==== Information shown ====

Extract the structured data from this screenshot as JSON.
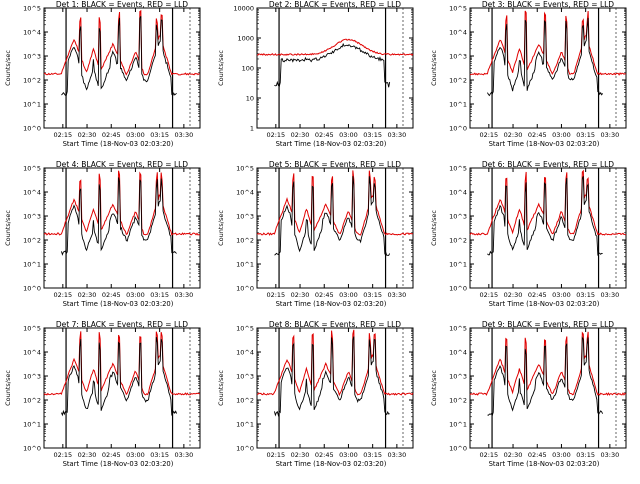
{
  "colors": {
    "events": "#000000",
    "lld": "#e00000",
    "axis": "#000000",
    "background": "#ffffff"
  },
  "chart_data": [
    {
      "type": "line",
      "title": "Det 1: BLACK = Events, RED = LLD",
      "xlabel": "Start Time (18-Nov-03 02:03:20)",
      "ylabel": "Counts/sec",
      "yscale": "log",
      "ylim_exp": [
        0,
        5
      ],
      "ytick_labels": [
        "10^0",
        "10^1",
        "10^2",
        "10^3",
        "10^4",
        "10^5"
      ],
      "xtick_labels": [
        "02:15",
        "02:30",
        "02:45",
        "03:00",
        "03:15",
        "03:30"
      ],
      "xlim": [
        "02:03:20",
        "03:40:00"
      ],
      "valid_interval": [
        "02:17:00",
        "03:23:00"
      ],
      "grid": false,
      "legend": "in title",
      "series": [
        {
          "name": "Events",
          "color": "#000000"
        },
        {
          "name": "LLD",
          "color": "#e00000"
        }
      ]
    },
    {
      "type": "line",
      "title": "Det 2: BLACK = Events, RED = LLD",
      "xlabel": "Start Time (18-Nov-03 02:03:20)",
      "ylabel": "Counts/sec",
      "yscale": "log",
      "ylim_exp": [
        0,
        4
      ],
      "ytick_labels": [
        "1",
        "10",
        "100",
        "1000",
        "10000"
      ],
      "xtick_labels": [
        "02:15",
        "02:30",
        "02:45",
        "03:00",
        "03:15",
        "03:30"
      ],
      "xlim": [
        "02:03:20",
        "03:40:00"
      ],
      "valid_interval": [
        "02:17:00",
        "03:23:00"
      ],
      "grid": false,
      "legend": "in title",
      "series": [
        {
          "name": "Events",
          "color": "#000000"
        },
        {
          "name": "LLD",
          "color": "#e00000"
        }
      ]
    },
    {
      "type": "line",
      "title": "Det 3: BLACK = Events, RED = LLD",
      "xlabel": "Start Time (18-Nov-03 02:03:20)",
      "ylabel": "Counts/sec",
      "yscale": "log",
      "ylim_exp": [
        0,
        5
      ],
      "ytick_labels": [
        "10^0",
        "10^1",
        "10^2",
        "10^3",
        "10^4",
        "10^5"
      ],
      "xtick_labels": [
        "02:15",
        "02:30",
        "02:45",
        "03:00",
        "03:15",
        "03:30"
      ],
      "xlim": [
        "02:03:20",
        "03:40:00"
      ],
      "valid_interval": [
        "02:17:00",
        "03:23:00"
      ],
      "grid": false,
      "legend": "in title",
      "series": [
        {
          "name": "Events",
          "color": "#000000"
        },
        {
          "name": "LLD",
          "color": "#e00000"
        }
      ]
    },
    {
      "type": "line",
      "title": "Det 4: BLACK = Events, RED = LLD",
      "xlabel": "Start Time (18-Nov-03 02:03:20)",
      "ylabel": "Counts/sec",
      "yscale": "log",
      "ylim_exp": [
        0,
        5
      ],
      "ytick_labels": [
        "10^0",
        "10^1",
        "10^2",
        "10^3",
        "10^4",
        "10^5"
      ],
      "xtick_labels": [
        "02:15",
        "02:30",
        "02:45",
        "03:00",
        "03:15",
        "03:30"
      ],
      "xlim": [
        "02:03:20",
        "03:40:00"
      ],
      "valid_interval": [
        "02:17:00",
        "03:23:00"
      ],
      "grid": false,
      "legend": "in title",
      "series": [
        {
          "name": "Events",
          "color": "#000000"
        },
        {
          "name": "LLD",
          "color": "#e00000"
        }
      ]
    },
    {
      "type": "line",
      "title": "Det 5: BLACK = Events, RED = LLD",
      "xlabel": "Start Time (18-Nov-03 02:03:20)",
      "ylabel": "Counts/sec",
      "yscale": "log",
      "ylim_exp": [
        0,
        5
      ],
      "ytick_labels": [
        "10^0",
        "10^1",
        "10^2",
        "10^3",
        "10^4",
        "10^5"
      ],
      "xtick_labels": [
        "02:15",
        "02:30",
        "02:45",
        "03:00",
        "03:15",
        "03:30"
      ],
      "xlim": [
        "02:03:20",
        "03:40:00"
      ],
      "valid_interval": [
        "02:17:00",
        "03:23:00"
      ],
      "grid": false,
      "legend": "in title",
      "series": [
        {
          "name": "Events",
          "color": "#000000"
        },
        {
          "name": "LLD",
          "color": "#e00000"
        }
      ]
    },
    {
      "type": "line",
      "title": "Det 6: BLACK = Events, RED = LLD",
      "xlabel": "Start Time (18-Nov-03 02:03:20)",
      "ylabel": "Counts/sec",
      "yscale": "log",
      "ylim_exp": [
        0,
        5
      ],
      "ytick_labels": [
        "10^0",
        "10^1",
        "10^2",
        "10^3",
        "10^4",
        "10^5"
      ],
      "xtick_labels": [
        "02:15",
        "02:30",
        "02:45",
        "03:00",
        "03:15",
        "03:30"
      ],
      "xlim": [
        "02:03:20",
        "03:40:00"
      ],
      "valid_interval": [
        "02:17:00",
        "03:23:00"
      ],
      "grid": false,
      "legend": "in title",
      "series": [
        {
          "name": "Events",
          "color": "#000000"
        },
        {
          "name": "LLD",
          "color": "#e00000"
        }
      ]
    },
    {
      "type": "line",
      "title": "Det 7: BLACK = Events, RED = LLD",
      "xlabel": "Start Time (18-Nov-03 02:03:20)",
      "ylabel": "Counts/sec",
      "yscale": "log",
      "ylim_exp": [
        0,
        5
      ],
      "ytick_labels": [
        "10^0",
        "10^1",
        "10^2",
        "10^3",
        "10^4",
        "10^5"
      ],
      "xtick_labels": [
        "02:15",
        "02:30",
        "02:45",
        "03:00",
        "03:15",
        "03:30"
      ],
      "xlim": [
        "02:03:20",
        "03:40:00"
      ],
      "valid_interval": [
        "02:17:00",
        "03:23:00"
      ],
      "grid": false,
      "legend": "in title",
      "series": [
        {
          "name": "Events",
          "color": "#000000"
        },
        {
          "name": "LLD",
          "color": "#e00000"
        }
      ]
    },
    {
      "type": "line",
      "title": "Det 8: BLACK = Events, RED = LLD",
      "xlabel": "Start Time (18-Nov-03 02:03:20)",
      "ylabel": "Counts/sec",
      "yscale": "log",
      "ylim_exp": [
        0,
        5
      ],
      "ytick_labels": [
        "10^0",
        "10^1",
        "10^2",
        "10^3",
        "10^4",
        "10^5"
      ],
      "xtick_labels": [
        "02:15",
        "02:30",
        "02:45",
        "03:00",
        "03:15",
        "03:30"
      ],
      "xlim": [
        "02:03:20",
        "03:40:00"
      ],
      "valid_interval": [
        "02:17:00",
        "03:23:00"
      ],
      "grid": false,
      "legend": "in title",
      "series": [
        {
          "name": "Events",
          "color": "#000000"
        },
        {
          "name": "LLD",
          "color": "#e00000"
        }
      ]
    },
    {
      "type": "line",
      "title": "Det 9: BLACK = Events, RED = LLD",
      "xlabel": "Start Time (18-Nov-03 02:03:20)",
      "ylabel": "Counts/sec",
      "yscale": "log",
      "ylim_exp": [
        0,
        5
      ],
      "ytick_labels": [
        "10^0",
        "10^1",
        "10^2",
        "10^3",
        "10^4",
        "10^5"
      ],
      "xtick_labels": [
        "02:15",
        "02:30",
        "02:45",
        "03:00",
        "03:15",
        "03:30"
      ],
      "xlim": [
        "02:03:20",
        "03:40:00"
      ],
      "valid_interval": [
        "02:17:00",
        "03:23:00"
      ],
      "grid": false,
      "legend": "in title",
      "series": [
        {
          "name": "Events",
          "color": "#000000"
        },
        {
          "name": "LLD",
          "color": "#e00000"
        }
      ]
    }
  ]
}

====
==== Information shown ====

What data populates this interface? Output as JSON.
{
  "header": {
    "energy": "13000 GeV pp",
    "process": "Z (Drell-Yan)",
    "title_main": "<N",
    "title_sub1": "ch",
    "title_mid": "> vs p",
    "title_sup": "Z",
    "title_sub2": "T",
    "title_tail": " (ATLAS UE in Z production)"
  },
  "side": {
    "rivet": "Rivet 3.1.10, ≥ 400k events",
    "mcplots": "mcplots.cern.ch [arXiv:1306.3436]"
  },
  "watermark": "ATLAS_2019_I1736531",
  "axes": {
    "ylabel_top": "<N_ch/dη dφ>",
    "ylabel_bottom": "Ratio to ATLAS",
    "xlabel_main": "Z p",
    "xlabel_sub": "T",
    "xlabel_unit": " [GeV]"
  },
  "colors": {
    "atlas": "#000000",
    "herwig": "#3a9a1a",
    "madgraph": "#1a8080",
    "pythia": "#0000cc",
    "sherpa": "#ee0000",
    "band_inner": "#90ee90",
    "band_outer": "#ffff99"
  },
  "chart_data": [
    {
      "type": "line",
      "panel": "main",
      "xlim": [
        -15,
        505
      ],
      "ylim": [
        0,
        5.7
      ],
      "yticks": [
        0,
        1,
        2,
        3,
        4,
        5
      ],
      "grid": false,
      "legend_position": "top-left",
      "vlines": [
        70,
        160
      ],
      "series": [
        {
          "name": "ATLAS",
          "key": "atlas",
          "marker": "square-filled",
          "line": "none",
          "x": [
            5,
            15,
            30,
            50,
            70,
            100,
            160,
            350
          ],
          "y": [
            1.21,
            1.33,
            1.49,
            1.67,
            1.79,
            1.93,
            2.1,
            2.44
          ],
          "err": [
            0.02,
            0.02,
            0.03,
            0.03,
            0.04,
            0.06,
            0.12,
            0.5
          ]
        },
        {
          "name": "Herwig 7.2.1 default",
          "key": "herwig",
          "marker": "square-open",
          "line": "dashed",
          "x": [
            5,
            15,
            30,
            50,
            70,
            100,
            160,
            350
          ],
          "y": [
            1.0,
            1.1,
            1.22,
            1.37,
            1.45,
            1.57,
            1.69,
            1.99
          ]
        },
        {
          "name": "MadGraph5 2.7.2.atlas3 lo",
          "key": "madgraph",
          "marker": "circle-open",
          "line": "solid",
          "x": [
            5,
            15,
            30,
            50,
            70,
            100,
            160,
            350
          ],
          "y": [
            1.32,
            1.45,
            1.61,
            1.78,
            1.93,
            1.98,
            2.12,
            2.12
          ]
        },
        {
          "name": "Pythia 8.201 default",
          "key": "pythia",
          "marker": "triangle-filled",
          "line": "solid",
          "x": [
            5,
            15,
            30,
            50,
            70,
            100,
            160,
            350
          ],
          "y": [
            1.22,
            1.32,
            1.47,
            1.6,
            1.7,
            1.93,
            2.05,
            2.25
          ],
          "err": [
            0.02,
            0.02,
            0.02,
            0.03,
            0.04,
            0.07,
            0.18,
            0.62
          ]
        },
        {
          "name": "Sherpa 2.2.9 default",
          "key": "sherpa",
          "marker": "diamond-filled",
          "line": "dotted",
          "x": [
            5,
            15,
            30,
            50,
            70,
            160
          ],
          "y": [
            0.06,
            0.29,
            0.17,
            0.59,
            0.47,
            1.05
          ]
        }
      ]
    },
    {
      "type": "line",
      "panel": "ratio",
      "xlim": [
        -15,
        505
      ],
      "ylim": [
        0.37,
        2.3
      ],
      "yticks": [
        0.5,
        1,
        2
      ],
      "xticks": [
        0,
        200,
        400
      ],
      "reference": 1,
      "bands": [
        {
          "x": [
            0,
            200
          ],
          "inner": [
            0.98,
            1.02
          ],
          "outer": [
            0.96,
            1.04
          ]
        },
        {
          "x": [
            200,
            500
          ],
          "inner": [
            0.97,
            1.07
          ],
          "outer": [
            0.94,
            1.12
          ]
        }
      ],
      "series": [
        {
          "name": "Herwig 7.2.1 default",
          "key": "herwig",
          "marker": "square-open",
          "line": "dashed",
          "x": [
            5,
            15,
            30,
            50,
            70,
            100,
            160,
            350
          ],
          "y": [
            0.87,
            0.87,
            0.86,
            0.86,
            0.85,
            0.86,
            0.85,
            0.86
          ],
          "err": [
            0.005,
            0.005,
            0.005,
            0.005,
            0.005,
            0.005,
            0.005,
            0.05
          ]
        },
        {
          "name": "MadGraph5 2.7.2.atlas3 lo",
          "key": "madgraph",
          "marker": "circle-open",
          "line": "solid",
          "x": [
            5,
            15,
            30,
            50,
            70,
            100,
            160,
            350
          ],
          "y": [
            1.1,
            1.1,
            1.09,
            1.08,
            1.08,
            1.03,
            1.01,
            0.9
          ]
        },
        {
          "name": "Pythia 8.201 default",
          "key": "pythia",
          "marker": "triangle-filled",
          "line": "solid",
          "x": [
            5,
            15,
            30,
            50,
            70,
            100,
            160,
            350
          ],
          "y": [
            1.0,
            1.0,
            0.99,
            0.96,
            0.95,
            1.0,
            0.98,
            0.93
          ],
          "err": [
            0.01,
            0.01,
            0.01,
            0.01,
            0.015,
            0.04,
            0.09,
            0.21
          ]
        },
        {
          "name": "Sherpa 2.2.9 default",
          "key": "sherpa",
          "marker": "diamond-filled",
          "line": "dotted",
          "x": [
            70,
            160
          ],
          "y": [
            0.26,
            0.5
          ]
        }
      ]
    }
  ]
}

====

* **Aim of the task**:
From the listing above, pick out each line where the word "this" appears.

* **Correct response**:
Extract the structured data from this screenshot as JSON.
What data populates this interface? Output as JSON.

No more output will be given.